• [What the task requires]: Select the lines of the records containing the word "Payment" and list them.

—————

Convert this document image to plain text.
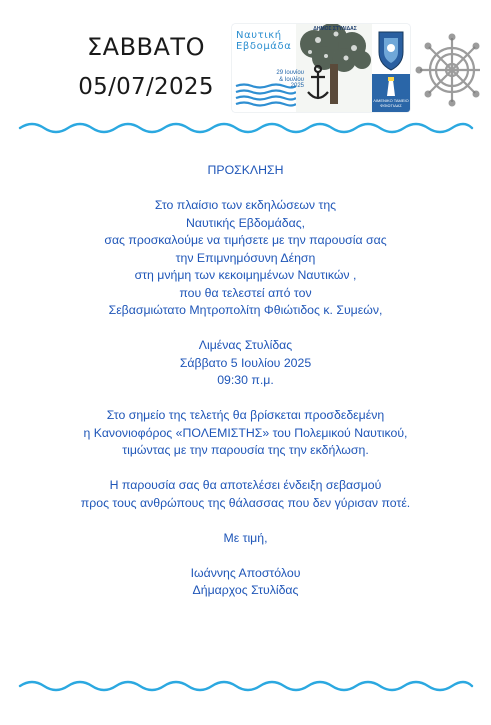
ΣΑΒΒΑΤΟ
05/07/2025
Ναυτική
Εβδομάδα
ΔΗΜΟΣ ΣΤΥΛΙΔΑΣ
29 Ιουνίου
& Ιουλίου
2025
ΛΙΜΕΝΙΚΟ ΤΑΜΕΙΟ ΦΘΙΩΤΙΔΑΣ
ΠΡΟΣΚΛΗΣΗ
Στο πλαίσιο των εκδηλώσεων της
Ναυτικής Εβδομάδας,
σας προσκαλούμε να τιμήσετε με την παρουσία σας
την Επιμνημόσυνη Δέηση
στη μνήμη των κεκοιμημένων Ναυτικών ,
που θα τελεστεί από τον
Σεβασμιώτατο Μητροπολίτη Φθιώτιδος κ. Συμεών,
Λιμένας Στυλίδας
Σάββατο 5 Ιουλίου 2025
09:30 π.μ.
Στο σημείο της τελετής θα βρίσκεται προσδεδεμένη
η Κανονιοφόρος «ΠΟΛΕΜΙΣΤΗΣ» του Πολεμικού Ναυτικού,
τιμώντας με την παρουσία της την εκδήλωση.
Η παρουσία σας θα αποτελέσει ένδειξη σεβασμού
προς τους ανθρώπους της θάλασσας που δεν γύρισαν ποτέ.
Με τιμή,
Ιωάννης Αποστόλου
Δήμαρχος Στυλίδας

—————

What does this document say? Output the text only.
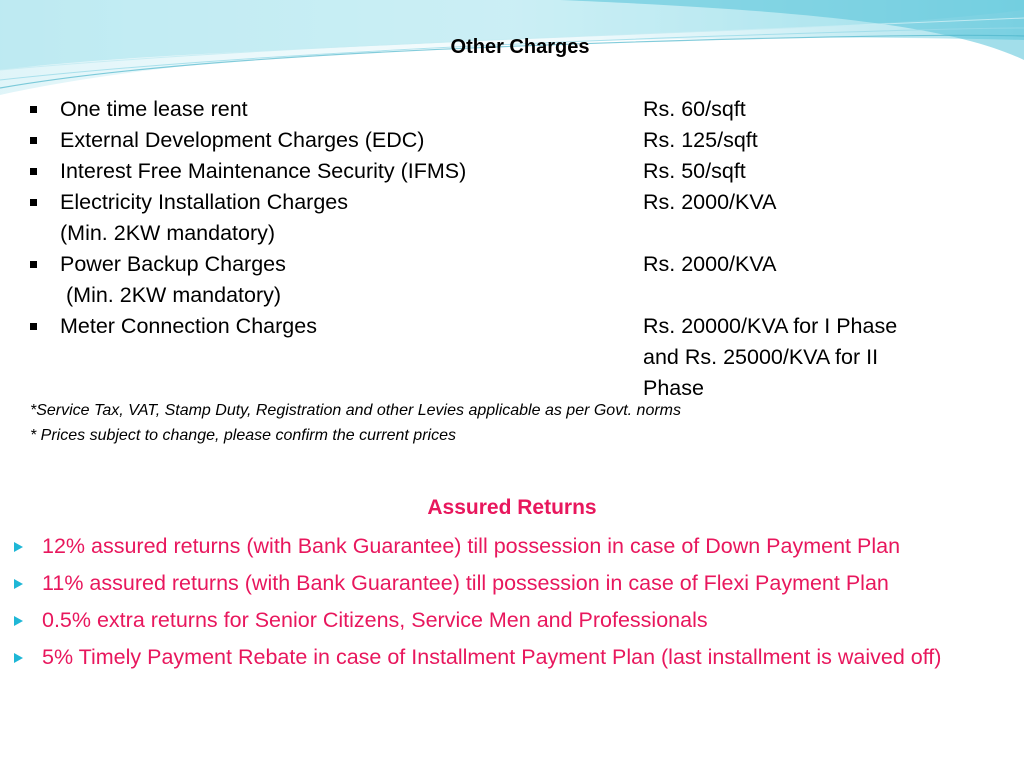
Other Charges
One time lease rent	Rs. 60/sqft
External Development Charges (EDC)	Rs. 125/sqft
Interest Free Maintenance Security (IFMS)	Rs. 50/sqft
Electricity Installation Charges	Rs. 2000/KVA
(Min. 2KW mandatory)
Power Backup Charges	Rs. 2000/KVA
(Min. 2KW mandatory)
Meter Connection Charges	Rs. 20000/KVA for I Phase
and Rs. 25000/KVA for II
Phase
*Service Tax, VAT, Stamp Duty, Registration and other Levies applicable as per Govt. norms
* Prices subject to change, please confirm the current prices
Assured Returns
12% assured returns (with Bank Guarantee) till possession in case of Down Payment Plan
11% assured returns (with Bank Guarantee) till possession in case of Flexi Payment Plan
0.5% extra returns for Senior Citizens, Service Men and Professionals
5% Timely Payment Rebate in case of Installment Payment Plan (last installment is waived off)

—————

• [Finished answer]:
12% assured returns (with Bank Guarantee) till possession in case of Down Payment Plan
11% assured returns (with Bank Guarantee) till possession in case of Flexi Payment Plan
5% Timely Payment Rebate in case of Installment Payment Plan (last installment is waived off)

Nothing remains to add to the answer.